* Figure dataset records
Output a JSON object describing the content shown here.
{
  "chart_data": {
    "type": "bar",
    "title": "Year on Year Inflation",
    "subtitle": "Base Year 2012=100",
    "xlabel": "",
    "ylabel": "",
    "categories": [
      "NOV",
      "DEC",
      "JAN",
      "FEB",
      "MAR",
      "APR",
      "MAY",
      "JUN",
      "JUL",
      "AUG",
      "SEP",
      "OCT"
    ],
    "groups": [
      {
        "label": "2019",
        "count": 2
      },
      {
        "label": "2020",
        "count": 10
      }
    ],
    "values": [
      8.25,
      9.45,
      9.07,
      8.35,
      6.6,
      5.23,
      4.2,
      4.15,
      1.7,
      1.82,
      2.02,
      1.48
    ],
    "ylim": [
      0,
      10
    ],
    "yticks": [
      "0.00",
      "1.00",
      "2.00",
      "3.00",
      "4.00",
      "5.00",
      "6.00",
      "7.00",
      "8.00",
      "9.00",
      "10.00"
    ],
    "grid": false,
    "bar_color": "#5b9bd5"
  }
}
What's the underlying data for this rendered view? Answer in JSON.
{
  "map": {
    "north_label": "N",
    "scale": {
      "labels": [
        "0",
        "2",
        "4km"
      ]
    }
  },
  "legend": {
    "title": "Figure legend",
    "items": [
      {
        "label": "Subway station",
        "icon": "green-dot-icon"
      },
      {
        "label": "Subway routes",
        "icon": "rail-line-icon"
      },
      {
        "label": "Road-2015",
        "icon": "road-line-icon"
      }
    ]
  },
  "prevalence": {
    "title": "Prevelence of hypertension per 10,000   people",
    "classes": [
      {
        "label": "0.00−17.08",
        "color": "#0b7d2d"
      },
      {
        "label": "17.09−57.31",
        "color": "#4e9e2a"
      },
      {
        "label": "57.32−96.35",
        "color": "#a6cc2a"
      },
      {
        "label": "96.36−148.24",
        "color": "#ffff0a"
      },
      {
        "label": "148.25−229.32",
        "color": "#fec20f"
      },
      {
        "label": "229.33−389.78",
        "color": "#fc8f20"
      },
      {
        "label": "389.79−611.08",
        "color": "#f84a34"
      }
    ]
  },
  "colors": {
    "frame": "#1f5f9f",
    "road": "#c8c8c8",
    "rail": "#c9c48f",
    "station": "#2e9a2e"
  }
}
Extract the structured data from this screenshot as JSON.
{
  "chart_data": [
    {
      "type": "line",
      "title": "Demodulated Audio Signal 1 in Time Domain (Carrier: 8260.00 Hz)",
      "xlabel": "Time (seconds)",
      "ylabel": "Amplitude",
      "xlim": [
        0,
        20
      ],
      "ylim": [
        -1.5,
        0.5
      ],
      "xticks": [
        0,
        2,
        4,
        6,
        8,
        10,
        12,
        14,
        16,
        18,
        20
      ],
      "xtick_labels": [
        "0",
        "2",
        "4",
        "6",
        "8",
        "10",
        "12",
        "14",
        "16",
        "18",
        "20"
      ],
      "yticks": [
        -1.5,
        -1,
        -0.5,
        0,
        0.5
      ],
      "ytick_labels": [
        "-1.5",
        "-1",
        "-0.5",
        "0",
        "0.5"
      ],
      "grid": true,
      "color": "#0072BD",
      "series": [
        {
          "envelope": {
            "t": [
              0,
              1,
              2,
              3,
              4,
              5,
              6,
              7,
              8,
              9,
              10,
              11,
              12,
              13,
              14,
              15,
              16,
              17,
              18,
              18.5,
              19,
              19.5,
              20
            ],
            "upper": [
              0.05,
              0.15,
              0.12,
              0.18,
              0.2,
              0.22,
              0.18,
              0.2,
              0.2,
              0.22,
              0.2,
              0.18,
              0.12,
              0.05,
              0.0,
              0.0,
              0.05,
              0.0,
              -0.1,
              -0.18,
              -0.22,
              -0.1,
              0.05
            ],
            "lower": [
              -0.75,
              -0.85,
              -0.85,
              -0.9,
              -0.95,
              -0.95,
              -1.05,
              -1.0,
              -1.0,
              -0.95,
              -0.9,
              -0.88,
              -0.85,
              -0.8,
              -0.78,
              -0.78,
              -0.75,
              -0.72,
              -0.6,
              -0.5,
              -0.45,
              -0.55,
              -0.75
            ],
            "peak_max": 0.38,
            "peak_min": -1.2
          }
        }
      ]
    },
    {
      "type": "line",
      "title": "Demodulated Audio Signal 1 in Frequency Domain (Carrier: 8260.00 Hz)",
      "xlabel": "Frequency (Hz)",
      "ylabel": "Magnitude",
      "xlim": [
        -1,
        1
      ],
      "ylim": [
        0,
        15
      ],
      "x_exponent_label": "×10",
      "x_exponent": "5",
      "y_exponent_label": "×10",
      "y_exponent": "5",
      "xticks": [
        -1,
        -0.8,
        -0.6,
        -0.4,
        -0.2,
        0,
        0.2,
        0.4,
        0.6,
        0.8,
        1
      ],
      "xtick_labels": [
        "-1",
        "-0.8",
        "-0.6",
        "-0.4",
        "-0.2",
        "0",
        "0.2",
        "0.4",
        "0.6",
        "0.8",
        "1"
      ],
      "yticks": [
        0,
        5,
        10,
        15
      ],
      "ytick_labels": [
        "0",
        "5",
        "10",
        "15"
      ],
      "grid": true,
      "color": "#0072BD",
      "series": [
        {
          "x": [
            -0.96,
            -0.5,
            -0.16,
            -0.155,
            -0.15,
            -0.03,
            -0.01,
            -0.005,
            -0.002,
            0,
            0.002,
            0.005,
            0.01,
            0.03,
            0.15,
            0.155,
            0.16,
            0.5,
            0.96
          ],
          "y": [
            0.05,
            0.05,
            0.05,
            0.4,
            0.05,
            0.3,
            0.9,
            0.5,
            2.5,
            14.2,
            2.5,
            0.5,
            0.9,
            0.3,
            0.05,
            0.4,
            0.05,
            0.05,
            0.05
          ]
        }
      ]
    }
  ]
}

* Problem description
Pull every line containing "this" from the data.

* Final result
What's the underlying data for this rendered view? Answer in JSON.
Extract the structured data from this screenshot as JSON.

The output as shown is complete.